* _Given instruction_
Lift every line from the entries that includes the word "nesreći".

* _Data records_
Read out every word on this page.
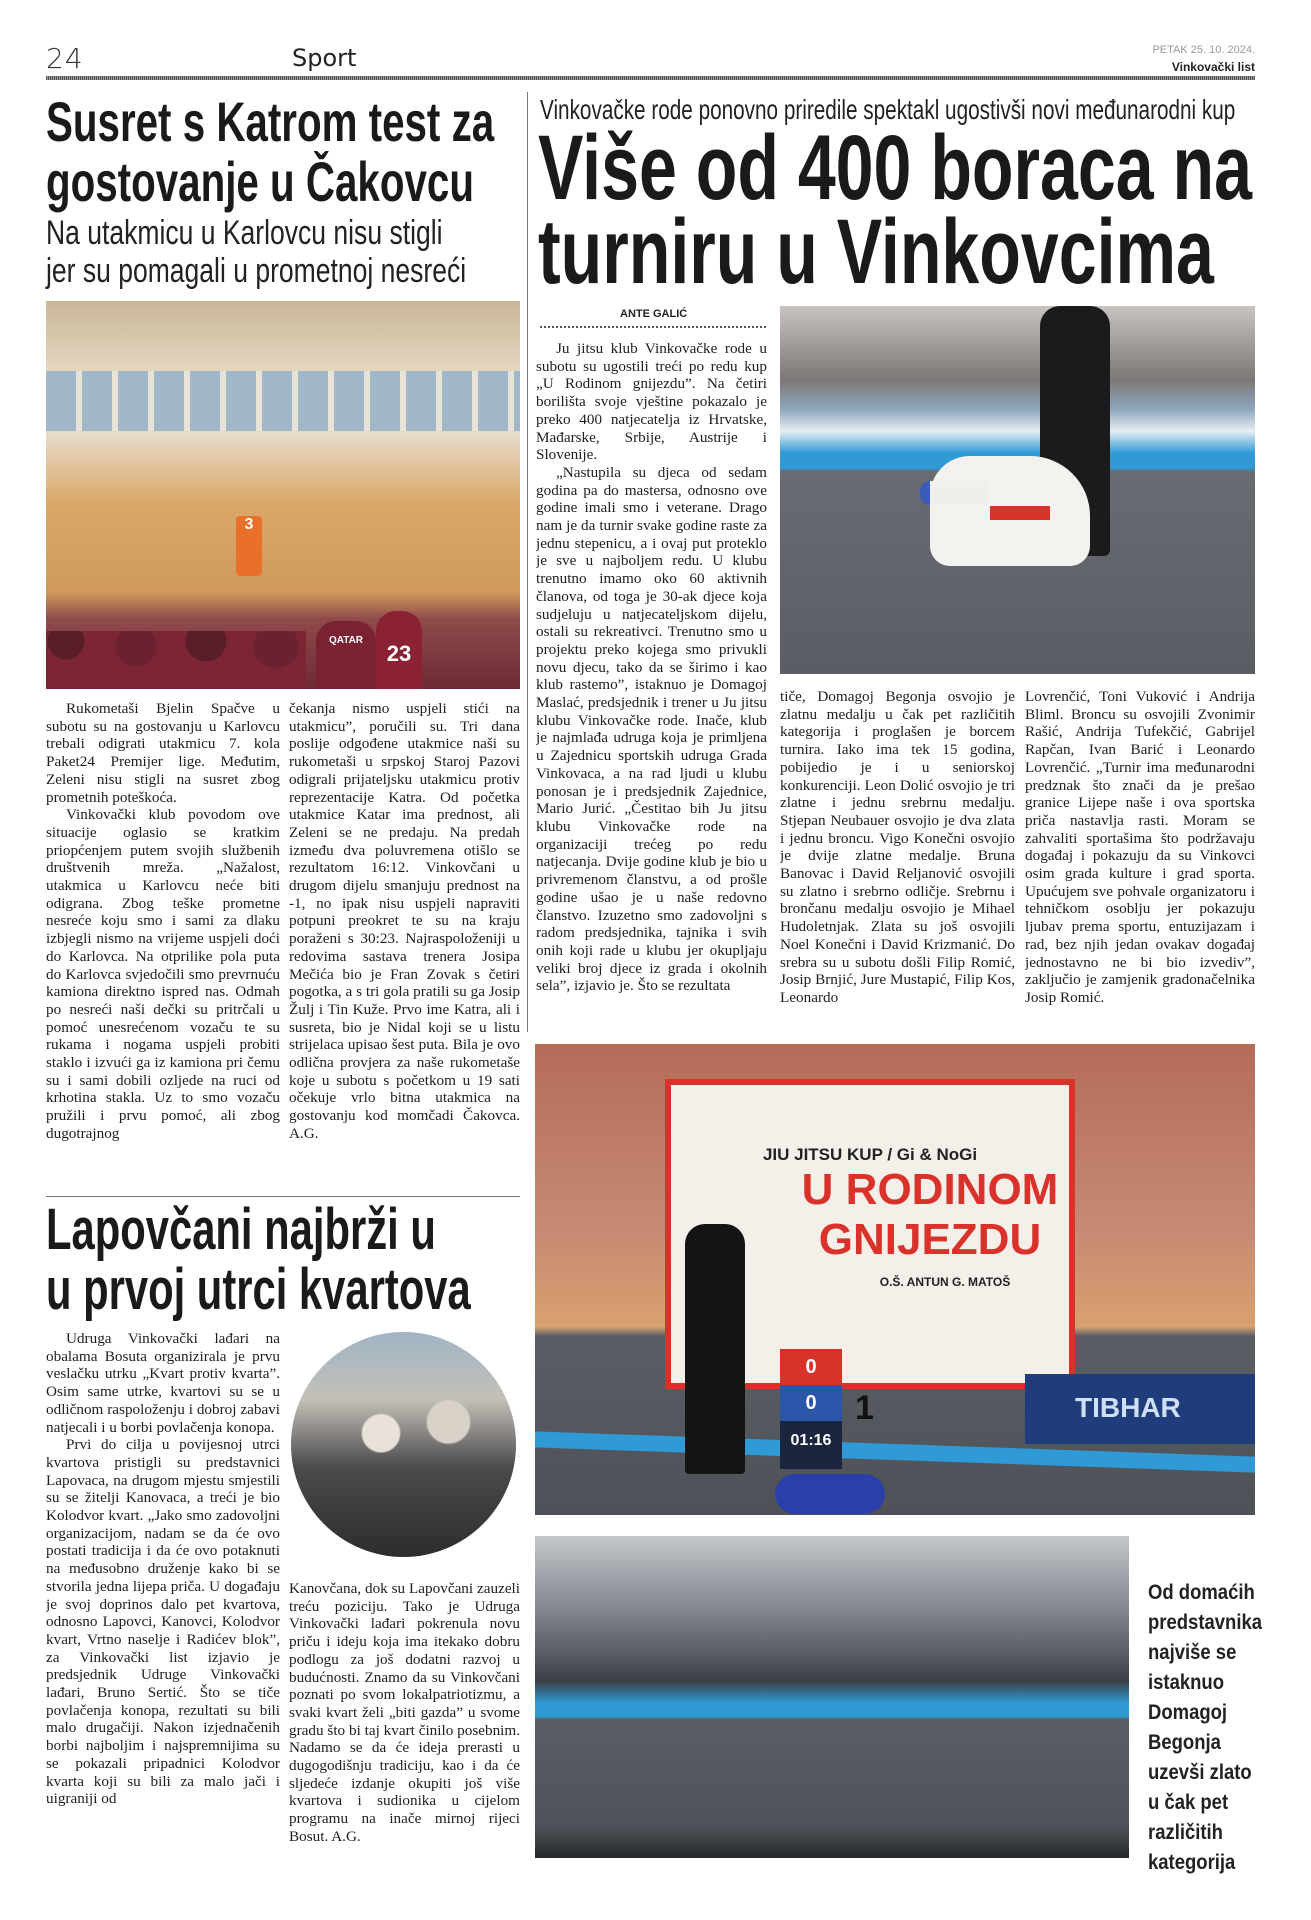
24	Sport	PETAK 25. 10. 2024.
Vinkovački list
Susret s Katrom test za
gostovanje u Čakovcu
Na utakmicu u Karlovcu nisu stigli
jer su pomagali u prometnoj nesreći
3
QATAR
23

Rukometaši Bjelin Spačve u subotu su na gostovanju u Karlovcu trebali odigrati utakmicu 7. kola Paket24 Premijer lige. Međutim, Zeleni nisu stigli na susret zbog prometnih poteškoća.

Vinkovački klub povodom ove situacije oglasio se kratkim priopćenjem putem svojih službenih društvenih mreža. „Nažalost, utakmica u Karlovcu neće biti odigrana. Zbog teške prometne nesreće koju smo i sami za dlaku izbjegli nismo na vrijeme uspjeli doći do Karlovca. Na otprilike pola puta do Karlovca svjedočili smo prevrnuću kamiona direktno ispred nas. Odmah po nesreći naši dečki su pritrčali u pomoć unesrećenom vozaču te su rukama i nogama uspjeli probiti staklo i izvući ga iz kamiona pri čemu su i sami dobili ozljede na ruci od krhotina stakla. Uz to smo vozaču pružili i prvu pomoć, ali zbog dugotrajnog

čekanja nismo uspjeli stići na utakmicu”, poručili su. Tri dana poslije odgođene utakmice naši su rukometaši u srpskoj Staroj Pazovi odigrali prijateljsku utakmicu protiv reprezentacije Katra. Od početka utakmice Katar ima prednost, ali Zeleni se ne predaju. Na predah između dva poluvremena otišlo se rezultatom 16:12. Vinkovčani u drugom dijelu smanjuju prednost na -1, no ipak nisu uspjeli napraviti potpuni preokret te su na kraju poraženi s 30:23. Najraspoloženiji u redovima sastava trenera Josipa Mečića bio je Fran Zovak s četiri pogotka, a s tri gola pratili su ga Josip Žulj i Tin Kuže. Prvo ime Katra, ali i susreta, bio je Nidal koji se u listu strijelaca upisao šest puta. Bila je ovo odlična provjera za naše rukometaše koje u subotu s početkom u 19 sati očekuje vrlo bitna utakmica na gostovanju kod momčadi Čakovca. A.G.

Lapovčani najbrži u
u prvoj utrci kvartova

Udruga Vinkovački lađari na obalama Bosuta organizirala je prvu veslačku utrku „Kvart protiv kvarta”. Osim same utrke, kvartovi su se u odličnom raspoloženju i dobroj zabavi natjecali i u borbi povlačenja konopa.

Prvi do cilja u povijesnoj utrci kvartova pristigli su predstavnici Lapovaca, na drugom mjestu smjestili su se žitelji Kanovaca, a treći je bio Kolodvor kvart. „Jako smo zadovoljni organizacijom, nadam se da će ovo postati tradicija i da će ovo potaknuti na međusobno druženje kako bi se stvorila jedna lijepa priča. U događaju je svoj doprinos dalo pet kvartova, odnosno Lapovci, Kanovci, Kolodvor kvart, Vrtno naselje i Radićev blok”, za Vinkovački list izjavio je predsjednik Udruge Vinkovački lađari, Bruno Sertić. Što se tiče povlačenja konopa, rezultati su bili malo drugačiji. Nakon izjednačenih borbi najboljim i najspremnijima su se pokazali pripadnici Kolodvor kvarta koji su bili za malo jači i uigraniji od

Kanovčana, dok su Lapovčani zauzeli treću poziciju. Tako je Udruga Vinkovački lađari pokrenula novu priču i ideju koja ima itekako dobru podlogu za još dodatni razvoj u budućnosti. Znamo da su Vinkovčani poznati po svom lokalpatriotizmu, a svaki kvart želi „biti gazda” u svome gradu što bi taj kvart činilo posebnim. Nadamo se da će ideja prerasti u dugogodišnju tradiciju, kao i da će sljedeće izdanje okupiti još više kvartova i sudionika u cijelom programu na inače mirnoj rijeci Bosut. A.G.

Vinkovačke rode ponovno priredile spektakl ugostivši novi međunarodni kup
Više od 400 boraca na
turniru u Vinkovcima
ANTE GALIĆ

Ju jitsu klub Vinkovačke rode u subotu su ugostili treći po redu kup „U Rodinom gnijezdu”. Na četiri borilišta svoje vještine pokazalo je preko 400 natjecatelja iz Hrvatske, Mađarske, Srbije, Austrije i Slovenije.

„Nastupila su djeca od sedam godina pa do mastersa, odnosno ove godine imali smo i veterane. Drago nam je da turnir svake godine raste za jednu stepenicu, a i ovaj put proteklo je sve u najboljem redu. U klubu trenutno imamo oko 60 aktivnih članova, od toga je 30-ak djece koja sudjeluju u natjecateljskom dijelu, ostali su rekreativci. Trenutno smo u projektu preko kojega smo privukli novu djecu, tako da se širimo i kao klub rastemo”, istaknuo je Domagoj Maslać, predsjednik i trener u Ju jitsu klubu Vinkovačke rode. Inače, klub je najmlađa udruga koja je primljena u Zajednicu sportskih udruga Grada Vinkovaca, a na rad ljudi u klubu ponosan je i predsjednik Zajednice, Mario Jurić. „Čestitao bih Ju jitsu klubu Vinkovačke rode na organizaciji trećeg po redu natjecanja. Dvije godine klub je bio u privremenom članstvu, a od prošle godine ušao je u naše redovno članstvo. Izuzetno smo zadovoljni s radom predsjednika, tajnika i svih onih koji rade u klubu jer okupljaju veliki broj djece iz grada i okolnih sela”, izjavio je. Što se rezultata

tiče, Domagoj Begonja osvojio je zlatnu medalju u čak pet različitih kategorija i proglašen je borcem turnira. Iako ima tek 15 godina, pobijedio je i u seniorskoj konkurenciji. Leon Dolić osvojio je tri zlatne i jednu srebrnu medalju. Stjepan Neubauer osvojio je dva zlata i jednu broncu. Vigo Konečni osvojio je dvije zlatne medalje. Bruna Banovac i David Reljanović osvojili su zlatno i srebrno odličje. Srebrnu i brončanu medalju osvojio je Mihael Hudoletnjak. Zlata su još osvojili Noel Konečni i David Krizmanić. Do srebra su u subotu došli Filip Romić, Josip Brnjić, Jure Mustapić, Filip Kos, Leonardo

Lovrenčić, Toni Vuković i Andrija Bliml. Broncu su osvojili Zvonimir Rašić, Andrija Tufekčić, Gabrijel Rapčan, Ivan Barić i Leonardo Lovrenčić. „Turnir ima međunarodni predznak što znači da je prešao granice Lijepe naše i ova sportska priča nastavlja rasti. Moram se zahvaliti sportašima što podržavaju događaj i pokazuju da su Vinkovci osim grada kulture i grad sporta. Upućujem sve pohvale organizatoru i tehničkom osoblju jer pokazuju ljubav prema sportu, entuzijazam i rad, bez njih jedan ovakav događaj jednostavno ne bi bio izvediv”, zaključio je zamjenik gradonačelnika Josip Romić.

JIU JITSU KUP / Gi & NoGi
U RODINOM
GNIJEZDU
O.Š. ANTUN G. MATOŠ
1	TIBHAR
0
0
01:16
Od domaćih predstavnika najviše se istaknuo Domagoj Begonja uzevši zlato u čak pet različitih kategorija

* _Full solution_
jer su pomagali u prometnoj nesreći
Vinkovački klub povodom ove situacije oglasio se kratkim priopćenjem putem svojih službenih društvenih mreža. „Nažalost, utakmica u Karlovcu neće biti odigrana. Zbog teške prometne nesreće koju smo i sami za dlaku izbjegli nismo na vrijeme uspjeli doći do Karlovca. Na otprilike pola puta do Karlovca svjedočili smo prevrnuću kamiona direktno ispred nas. Odmah po nesreći naši dečki su pritrčali u pomoć unesrećenom vozaču te su rukama i nogama uspjeli probiti staklo i izvući ga iz kamiona pri čemu su i sami dobili ozljede na ruci od krhotina stakla. Uz to smo vozaču pružili i prvu pomoć, ali zbog dugotrajnog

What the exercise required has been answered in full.